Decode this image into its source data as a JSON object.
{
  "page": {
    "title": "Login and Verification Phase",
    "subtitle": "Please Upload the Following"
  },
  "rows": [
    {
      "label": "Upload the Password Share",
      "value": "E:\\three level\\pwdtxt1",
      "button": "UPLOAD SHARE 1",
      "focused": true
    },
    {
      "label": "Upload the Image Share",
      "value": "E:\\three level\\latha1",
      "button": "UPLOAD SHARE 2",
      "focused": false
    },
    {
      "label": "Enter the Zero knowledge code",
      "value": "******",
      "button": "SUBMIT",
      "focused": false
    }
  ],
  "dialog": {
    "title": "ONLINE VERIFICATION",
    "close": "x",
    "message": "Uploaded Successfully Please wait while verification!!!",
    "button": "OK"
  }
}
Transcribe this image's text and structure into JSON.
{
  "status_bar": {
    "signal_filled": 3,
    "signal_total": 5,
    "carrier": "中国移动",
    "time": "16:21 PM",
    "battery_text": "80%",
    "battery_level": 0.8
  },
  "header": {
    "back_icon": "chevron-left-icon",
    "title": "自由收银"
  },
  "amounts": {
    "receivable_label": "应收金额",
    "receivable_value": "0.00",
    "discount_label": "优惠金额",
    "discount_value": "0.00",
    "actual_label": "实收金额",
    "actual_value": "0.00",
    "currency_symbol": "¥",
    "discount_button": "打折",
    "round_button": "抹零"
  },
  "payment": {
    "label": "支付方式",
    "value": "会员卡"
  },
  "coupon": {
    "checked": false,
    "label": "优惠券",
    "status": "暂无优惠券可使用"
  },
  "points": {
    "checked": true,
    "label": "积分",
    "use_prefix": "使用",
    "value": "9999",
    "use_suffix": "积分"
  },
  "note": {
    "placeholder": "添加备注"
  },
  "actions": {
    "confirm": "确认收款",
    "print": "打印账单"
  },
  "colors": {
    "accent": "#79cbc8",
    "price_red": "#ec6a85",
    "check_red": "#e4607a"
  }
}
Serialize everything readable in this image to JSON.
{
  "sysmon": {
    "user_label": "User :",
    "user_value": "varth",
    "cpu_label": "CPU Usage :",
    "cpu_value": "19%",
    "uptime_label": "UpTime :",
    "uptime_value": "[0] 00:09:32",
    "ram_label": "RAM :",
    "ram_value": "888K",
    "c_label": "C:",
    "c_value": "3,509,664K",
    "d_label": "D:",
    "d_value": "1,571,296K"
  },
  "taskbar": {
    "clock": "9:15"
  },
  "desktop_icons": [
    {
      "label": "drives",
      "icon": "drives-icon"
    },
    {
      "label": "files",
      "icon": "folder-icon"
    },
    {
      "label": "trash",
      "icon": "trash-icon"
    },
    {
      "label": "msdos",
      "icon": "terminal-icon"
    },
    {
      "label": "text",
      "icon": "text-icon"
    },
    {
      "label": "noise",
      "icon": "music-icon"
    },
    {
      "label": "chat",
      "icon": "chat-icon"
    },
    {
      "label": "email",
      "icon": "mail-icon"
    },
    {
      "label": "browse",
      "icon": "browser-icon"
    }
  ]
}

What is needed:
Quote every line of the data, word for word.

Expected output:
Decode this image into its source data as a JSON object.
{
  "page": {
    "title": "Login and Verification Phase",
    "subtitle": "Please Upload the Following"
  },
  "rows": [
    {
      "label": "Upload the Password Share",
      "value": "E:\\three level\\pwdtxt1",
      "button": "UPLOAD SHARE 1",
      "focused": true
    },
    {
      "label": "Upload the Image Share",
      "value": "E:\\three level\\latha1",
      "button": "UPLOAD SHARE 2",
      "focused": false
    },
    {
      "label": "Enter the Zero knowledge code",
      "value": "******",
      "button": "SUBMIT",
      "focused": false
    }
  ],
  "dialog": {
    "title": "ONLINE VERIFICATION",
    "close": "x",
    "message": "Uploaded Successfully Please wait while verification!!!",
    "button": "OK"
  }
}
Transcribe this image's text and structure into JSON.
{
  "status_bar": {
    "signal_filled": 3,
    "signal_total": 5,
    "carrier": "中国移动",
    "time": "16:21 PM",
    "battery_text": "80%",
    "battery_level": 0.8
  },
  "header": {
    "back_icon": "chevron-left-icon",
    "title": "自由收银"
  },
  "amounts": {
    "receivable_label": "应收金额",
    "receivable_value": "0.00",
    "discount_label": "优惠金额",
    "discount_value": "0.00",
    "actual_label": "实收金额",
    "actual_value": "0.00",
    "currency_symbol": "¥",
    "discount_button": "打折",
    "round_button": "抹零"
  },
  "payment": {
    "label": "支付方式",
    "value": "会员卡"
  },
  "coupon": {
    "checked": false,
    "label": "优惠券",
    "status": "暂无优惠券可使用"
  },
  "points": {
    "checked": true,
    "label": "积分",
    "use_prefix": "使用",
    "value": "9999",
    "use_suffix": "积分"
  },
  "note": {
    "placeholder": "添加备注"
  },
  "actions": {
    "confirm": "确认收款",
    "print": "打印账单"
  },
  "colors": {
    "accent": "#79cbc8",
    "price_red": "#ec6a85",
    "check_red": "#e4607a"
  }
}
Serialize everything readable in this image to JSON.
{
  "sysmon": {
    "user_label": "User :",
    "user_value": "varth",
    "cpu_label": "CPU Usage :",
    "cpu_value": "19%",
    "uptime_label": "UpTime :",
    "uptime_value": "[0] 00:09:32",
    "ram_label": "RAM :",
    "ram_value": "888K",
    "c_label": "C:",
    "c_value": "3,509,664K",
    "d_label": "D:",
    "d_value": "1,571,296K"
  },
  "taskbar": {
    "clock": "9:15"
  },
  "desktop_icons": [
    {
      "label": "drives",
      "icon": "drives-icon"
    },
    {
      "label": "files",
      "icon": "folder-icon"
    },
    {
      "label": "trash",
      "icon": "trash-icon"
    },
    {
      "label": "msdos",
      "icon": "terminal-icon"
    },
    {
      "label": "text",
      "icon": "text-icon"
    },
    {
      "label": "noise",
      "icon": "music-icon"
    },
    {
      "label": "chat",
      "icon": "chat-icon"
    },
    {
      "label": "email",
      "icon": "mail-icon"
    },
    {
      "label": "browse",
      "icon": "browser-icon"
    }
  ]
}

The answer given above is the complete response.